>> Begin

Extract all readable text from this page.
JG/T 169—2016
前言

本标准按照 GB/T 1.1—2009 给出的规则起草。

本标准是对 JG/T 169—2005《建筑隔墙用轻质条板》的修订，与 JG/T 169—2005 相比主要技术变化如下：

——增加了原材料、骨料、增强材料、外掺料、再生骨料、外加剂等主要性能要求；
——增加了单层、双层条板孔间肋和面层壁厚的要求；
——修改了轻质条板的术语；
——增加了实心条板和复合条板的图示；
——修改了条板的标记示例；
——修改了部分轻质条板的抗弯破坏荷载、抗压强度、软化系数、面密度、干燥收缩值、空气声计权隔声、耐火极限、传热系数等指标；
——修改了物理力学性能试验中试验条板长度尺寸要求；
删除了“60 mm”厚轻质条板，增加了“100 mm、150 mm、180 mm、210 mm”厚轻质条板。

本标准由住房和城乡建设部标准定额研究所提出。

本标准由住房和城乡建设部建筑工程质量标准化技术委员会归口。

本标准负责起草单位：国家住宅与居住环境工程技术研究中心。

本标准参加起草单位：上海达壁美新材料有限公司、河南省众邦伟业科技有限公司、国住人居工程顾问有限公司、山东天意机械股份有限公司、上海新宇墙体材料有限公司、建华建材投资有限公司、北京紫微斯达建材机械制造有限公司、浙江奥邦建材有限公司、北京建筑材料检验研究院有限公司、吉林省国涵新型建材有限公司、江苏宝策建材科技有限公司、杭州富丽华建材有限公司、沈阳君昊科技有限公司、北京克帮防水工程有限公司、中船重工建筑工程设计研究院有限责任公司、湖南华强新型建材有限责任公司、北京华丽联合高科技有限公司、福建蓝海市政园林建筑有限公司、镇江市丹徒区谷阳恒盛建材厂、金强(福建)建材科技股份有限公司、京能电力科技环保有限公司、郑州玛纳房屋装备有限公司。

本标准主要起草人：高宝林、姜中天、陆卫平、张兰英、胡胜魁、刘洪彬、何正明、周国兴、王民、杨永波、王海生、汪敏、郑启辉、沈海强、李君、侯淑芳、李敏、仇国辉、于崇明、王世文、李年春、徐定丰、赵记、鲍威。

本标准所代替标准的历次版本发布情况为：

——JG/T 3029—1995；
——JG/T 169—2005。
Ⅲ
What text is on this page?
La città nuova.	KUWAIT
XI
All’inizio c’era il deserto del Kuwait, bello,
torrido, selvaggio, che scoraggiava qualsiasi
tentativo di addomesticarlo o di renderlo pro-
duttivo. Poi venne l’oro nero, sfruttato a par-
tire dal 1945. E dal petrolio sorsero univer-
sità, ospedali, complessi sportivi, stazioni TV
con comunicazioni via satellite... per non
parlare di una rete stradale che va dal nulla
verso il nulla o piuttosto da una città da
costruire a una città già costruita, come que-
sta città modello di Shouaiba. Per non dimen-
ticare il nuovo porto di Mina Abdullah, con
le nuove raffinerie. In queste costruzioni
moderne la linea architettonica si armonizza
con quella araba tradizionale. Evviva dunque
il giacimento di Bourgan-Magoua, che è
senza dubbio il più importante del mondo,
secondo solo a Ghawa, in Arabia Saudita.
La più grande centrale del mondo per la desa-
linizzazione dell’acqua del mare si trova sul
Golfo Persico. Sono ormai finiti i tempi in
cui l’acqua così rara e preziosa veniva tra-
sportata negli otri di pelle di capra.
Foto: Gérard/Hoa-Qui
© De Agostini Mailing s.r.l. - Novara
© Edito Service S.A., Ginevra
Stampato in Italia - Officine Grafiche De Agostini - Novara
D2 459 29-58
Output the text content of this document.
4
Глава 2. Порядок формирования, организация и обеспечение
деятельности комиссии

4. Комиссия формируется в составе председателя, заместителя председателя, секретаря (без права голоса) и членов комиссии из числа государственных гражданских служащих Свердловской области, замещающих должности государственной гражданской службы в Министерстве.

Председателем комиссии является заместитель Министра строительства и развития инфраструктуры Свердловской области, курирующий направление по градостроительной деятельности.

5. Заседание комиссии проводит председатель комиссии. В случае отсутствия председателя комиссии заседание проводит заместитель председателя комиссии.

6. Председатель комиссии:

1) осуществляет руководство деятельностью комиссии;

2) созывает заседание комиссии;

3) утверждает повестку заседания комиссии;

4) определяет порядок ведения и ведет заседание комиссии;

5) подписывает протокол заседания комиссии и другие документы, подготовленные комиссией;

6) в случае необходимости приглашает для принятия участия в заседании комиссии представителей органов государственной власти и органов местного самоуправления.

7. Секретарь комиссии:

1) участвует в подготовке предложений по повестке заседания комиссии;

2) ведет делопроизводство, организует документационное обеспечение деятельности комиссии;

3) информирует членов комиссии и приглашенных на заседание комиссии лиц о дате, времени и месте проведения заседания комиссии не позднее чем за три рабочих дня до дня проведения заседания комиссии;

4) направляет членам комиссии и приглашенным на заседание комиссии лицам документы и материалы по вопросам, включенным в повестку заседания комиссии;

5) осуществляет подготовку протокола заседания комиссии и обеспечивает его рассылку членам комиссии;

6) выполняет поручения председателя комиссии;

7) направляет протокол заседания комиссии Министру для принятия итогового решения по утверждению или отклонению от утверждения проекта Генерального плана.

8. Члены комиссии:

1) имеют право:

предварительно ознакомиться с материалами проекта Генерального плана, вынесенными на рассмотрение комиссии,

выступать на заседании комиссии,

>> End

From the listing above, collect each line in which the string "page" appears.

Finished exercise:
Extract all readable text from this page.
What text is on this page?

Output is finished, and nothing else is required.